■ **SET EXERCISE**:
Return the complete listing that follows, with each line reproduced exactly.

(Stored data)
────────────────────
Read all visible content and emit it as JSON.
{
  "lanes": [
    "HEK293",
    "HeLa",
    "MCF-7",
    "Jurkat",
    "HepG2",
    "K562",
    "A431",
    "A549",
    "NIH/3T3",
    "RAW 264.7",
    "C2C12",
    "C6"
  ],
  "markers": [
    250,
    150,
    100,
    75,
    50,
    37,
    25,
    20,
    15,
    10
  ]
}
────────────────────
■ **THE RESPONSE**:
Read all visible content and emit it as JSON.
{
  "lanes": [
    "HEK293",
    "HeLa",
    "MCF-7",
    "Jurkat",
    "HepG2",
    "K562",
    "A431",
    "A549",
    "NIH/3T3",
    "RAW 264.7",
    "C2C12",
    "C6"
  ],
  "markers": [
    250,
    150,
    100,
    75,
    50,
    37,
    25,
    20,
    15,
    10
  ]
}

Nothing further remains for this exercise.